Data entries:
☆ ☆ ☆ ☆
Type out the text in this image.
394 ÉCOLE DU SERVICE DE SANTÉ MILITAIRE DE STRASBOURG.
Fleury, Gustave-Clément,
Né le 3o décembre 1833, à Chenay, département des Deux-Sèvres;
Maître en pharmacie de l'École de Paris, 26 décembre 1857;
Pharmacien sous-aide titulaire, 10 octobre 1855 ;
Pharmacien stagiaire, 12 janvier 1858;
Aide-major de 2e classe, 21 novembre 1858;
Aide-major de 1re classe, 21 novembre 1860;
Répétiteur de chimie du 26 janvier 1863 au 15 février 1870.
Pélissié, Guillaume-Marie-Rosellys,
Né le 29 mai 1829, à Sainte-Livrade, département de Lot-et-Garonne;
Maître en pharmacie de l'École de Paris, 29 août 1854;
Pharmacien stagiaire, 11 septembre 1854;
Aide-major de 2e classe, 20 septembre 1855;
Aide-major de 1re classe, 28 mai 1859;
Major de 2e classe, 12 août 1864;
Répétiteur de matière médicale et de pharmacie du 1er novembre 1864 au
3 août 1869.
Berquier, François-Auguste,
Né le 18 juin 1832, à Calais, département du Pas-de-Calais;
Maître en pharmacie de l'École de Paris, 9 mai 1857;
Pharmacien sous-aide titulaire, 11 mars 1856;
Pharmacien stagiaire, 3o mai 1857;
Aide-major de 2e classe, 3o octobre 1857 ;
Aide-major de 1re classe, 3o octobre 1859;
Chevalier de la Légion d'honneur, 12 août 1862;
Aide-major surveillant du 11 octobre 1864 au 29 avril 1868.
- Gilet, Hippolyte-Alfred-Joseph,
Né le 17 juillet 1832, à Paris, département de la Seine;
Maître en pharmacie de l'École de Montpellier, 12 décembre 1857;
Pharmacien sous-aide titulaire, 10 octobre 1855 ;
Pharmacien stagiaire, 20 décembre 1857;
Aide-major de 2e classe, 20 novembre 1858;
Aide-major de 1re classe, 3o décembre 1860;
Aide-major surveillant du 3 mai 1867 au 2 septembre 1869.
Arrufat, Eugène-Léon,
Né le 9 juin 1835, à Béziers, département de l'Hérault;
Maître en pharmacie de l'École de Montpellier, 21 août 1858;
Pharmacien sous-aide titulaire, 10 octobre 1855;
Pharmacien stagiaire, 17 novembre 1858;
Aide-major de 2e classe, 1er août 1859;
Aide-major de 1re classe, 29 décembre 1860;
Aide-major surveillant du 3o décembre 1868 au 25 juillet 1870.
☆ ☆ ☆ ☆
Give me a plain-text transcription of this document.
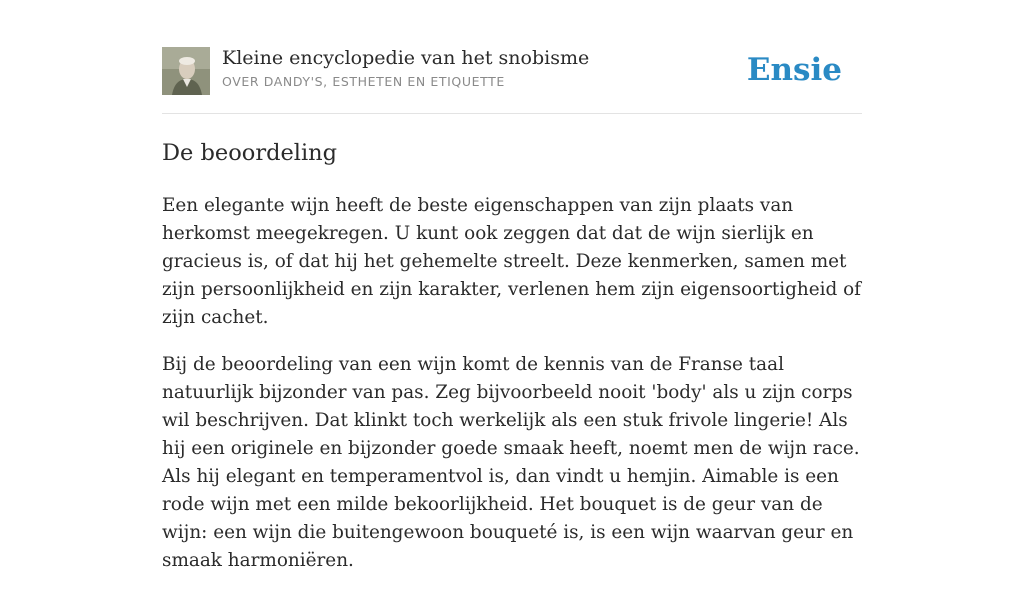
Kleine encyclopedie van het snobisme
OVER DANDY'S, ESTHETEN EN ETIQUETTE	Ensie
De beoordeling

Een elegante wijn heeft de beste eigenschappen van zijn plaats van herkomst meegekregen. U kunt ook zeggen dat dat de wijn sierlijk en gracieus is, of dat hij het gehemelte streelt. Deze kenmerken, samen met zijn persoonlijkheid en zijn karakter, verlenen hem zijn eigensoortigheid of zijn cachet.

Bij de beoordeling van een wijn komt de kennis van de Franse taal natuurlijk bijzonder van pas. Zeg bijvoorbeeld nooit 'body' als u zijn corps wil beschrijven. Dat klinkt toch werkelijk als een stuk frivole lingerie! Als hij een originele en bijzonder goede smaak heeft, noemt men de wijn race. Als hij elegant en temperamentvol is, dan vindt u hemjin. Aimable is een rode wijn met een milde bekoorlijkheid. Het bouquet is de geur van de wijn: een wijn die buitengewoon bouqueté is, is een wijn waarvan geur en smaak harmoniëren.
☆ ☆ ☆ ☆
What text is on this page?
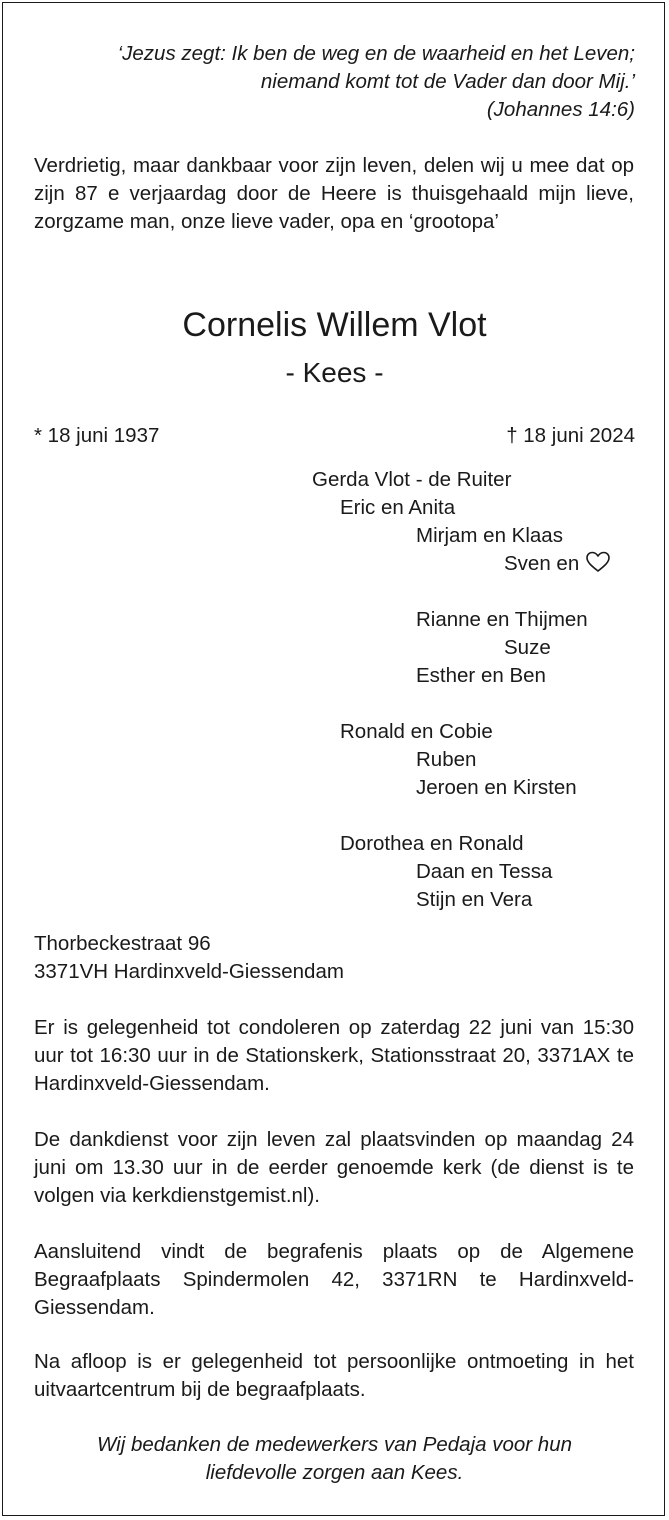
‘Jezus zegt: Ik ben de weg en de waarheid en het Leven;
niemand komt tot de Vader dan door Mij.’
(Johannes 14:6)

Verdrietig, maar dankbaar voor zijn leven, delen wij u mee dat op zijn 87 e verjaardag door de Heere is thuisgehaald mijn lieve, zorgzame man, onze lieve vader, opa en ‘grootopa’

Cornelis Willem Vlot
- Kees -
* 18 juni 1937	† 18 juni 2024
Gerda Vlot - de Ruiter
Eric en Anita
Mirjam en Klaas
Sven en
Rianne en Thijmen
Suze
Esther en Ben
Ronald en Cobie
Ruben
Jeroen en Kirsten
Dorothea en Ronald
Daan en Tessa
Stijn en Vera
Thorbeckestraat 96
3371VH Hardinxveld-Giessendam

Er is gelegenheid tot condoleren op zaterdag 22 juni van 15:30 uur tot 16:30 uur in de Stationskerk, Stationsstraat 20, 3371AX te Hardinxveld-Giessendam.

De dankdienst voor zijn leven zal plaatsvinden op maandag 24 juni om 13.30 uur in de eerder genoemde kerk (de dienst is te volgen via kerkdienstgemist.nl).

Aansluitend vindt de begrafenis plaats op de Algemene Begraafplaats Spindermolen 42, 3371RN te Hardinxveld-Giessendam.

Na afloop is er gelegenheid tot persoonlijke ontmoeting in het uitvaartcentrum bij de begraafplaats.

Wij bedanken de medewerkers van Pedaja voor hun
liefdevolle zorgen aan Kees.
☆ ☆ ☆ ☆
### EXERCISE DIRECTIONS
Above is a listing; report how many of its lines include the word "département", giving the number only.

### SOLUTION BELOW
5